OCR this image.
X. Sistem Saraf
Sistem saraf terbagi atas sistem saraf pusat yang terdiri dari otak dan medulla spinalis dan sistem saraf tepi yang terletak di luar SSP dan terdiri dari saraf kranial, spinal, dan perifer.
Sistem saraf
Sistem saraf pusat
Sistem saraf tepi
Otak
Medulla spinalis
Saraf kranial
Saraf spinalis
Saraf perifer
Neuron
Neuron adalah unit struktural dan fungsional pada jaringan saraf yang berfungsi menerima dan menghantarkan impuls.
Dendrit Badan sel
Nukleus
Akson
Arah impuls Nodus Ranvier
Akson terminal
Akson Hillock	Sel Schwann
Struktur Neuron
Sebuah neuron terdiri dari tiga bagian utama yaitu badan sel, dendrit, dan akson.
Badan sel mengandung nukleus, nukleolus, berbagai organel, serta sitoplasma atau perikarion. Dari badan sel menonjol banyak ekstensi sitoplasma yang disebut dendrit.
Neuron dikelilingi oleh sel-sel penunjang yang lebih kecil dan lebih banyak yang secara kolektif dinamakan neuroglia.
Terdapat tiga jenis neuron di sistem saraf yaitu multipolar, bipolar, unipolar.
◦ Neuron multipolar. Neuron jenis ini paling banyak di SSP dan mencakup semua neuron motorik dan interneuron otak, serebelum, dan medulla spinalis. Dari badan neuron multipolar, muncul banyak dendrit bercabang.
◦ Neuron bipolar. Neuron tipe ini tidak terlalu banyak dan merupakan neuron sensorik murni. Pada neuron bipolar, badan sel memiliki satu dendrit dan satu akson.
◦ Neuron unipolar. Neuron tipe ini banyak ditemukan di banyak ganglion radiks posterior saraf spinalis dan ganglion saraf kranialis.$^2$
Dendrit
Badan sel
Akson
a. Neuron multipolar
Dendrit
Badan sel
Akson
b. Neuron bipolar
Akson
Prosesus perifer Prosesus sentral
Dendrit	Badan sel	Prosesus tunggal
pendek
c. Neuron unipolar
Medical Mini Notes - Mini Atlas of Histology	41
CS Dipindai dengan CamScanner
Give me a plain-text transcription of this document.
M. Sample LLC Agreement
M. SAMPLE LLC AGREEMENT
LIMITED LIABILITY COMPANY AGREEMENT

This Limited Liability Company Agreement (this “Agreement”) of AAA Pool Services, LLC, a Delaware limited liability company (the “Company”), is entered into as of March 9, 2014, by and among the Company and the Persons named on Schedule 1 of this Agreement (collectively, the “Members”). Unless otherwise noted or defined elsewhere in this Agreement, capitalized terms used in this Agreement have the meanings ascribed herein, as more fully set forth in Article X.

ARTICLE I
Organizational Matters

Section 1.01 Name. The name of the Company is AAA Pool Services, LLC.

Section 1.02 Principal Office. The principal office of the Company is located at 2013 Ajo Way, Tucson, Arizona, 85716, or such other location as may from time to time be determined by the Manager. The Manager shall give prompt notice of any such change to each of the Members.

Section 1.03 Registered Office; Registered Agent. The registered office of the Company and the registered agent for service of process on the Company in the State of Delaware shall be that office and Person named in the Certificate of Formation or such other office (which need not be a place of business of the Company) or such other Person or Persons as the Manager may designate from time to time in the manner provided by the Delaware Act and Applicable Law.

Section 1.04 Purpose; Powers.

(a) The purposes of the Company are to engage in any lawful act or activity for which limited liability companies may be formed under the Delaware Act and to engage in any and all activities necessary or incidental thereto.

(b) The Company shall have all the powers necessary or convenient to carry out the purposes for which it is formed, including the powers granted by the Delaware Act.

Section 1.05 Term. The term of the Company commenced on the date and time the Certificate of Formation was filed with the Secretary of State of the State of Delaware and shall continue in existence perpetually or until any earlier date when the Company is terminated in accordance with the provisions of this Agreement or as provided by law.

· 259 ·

● ● ●

Gather each line of the records holding the string "unipolar".

## Output of the exercise
Terdapat tiga jenis neuron di sistem saraf yaitu multipolar, bipolar, unipolar.
◦ Neuron unipolar. Neuron tipe ini banyak ditemukan di banyak ganglion radiks posterior saraf spinalis dan ganglion saraf kranialis.$^2$
c. Neuron unipolar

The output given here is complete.